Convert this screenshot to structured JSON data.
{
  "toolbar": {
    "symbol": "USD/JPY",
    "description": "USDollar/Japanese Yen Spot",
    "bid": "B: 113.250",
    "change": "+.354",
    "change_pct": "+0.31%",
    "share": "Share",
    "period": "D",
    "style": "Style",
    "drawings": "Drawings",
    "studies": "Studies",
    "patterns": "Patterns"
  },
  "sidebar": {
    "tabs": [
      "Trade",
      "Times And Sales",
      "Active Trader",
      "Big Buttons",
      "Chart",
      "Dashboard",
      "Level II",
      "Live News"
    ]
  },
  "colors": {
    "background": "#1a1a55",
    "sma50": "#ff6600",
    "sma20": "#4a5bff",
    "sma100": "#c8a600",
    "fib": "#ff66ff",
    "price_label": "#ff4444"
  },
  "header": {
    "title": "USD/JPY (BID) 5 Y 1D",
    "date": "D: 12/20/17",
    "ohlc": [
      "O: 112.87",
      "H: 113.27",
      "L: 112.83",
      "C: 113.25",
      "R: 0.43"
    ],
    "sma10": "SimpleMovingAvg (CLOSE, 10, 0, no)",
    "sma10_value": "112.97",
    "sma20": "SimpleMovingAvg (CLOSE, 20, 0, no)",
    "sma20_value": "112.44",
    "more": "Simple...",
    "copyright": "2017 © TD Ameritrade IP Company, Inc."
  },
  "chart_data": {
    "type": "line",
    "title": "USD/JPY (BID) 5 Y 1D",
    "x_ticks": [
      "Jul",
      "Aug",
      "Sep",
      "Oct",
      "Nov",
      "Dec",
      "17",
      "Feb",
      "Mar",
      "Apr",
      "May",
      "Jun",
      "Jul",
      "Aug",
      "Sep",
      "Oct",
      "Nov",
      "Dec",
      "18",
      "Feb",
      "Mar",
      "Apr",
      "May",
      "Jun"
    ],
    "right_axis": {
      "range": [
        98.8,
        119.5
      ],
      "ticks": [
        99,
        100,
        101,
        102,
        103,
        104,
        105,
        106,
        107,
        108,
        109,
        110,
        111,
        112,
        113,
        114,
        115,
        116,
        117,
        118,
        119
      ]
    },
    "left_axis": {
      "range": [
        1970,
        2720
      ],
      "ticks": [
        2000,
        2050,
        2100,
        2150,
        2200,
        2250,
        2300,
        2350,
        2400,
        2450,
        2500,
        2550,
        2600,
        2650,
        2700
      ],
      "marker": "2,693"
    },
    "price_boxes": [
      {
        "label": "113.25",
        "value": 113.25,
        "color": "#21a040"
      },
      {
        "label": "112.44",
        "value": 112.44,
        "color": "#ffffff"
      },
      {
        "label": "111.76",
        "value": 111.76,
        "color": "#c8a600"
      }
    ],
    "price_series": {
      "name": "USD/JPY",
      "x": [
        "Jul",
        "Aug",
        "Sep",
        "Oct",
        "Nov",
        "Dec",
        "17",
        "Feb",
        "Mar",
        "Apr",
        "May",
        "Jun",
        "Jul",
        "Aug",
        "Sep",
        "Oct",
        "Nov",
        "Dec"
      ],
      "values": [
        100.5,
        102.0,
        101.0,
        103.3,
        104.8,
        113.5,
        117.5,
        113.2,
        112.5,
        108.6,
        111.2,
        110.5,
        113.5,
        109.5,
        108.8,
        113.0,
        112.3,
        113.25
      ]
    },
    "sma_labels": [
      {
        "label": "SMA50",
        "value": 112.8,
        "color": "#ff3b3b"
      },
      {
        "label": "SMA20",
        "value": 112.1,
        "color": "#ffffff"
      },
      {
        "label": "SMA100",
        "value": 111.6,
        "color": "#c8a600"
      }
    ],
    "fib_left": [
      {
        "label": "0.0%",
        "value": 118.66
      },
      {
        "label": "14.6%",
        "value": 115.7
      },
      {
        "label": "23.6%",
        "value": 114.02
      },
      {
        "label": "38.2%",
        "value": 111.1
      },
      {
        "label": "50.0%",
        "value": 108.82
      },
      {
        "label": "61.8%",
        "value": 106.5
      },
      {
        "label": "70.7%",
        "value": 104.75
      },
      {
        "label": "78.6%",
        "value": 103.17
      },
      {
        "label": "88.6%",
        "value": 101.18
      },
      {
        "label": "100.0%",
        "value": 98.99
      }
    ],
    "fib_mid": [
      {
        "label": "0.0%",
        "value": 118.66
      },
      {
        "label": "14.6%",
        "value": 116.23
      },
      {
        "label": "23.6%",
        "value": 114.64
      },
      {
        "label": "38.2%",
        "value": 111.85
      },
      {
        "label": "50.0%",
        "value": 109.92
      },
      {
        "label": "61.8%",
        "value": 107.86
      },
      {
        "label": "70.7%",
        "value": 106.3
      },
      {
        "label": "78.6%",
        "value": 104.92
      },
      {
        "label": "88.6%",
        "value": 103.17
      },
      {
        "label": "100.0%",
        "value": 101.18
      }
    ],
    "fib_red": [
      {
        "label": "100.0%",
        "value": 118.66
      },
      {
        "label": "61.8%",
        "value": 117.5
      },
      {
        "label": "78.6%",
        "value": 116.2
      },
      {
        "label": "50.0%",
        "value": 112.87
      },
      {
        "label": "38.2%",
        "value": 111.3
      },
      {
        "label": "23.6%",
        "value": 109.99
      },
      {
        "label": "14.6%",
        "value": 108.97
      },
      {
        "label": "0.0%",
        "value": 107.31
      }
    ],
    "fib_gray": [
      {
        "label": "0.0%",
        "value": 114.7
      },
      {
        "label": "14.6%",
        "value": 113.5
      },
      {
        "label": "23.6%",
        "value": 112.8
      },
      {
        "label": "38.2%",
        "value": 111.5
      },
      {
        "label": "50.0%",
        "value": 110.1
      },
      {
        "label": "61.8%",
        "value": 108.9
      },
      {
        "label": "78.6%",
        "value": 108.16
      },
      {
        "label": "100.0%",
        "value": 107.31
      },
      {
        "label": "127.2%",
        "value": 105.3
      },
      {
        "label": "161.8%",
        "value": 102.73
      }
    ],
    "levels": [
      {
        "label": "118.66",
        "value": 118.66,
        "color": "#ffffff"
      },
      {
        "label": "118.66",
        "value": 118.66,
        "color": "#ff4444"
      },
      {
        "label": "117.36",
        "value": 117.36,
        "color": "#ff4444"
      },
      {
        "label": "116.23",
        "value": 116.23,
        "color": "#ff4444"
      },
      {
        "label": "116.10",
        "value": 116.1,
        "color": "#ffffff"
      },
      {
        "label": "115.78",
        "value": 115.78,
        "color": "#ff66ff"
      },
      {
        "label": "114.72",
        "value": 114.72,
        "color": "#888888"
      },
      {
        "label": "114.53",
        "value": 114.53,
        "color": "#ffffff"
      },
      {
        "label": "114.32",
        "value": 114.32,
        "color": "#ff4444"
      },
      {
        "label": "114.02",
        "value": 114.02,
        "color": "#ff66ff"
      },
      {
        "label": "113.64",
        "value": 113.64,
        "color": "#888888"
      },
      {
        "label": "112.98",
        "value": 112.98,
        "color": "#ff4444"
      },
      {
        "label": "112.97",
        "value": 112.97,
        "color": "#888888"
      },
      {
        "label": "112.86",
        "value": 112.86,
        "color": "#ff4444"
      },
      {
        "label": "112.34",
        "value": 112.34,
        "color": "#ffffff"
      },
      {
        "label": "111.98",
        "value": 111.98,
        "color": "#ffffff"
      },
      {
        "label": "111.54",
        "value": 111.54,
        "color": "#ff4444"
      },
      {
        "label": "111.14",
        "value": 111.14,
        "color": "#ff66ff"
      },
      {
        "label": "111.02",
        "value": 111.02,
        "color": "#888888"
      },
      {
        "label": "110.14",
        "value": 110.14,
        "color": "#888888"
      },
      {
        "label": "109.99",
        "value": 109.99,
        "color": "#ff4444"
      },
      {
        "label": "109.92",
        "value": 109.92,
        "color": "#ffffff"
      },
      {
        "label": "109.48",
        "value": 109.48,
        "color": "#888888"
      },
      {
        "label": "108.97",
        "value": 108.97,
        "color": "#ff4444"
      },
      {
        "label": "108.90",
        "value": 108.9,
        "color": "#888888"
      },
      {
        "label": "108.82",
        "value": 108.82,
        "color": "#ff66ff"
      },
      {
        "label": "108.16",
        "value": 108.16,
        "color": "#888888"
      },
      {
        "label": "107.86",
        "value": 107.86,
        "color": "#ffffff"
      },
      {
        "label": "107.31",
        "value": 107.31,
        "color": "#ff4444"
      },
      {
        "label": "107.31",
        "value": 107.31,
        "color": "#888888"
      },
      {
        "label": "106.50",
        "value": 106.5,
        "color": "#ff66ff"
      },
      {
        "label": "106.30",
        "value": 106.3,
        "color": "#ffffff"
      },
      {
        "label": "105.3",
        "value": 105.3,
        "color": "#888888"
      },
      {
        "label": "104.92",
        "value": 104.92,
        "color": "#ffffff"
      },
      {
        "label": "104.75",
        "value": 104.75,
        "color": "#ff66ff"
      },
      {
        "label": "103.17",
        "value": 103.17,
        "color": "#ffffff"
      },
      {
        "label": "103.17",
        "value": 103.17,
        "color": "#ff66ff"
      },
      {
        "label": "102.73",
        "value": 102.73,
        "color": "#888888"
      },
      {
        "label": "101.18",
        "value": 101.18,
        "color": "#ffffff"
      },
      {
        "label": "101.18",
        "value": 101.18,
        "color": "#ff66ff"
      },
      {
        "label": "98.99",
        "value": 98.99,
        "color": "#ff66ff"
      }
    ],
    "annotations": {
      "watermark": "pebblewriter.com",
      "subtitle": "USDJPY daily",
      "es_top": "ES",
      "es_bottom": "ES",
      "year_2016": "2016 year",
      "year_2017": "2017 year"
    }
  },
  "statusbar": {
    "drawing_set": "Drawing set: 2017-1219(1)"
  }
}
□ □ □ □
■ **REQUIRED TASK**
Tally the lines of the preceding listing in which the word "SimpleMovingAvg" appears; state nothing but the total.

■ **COMPLETE ANSWER**
2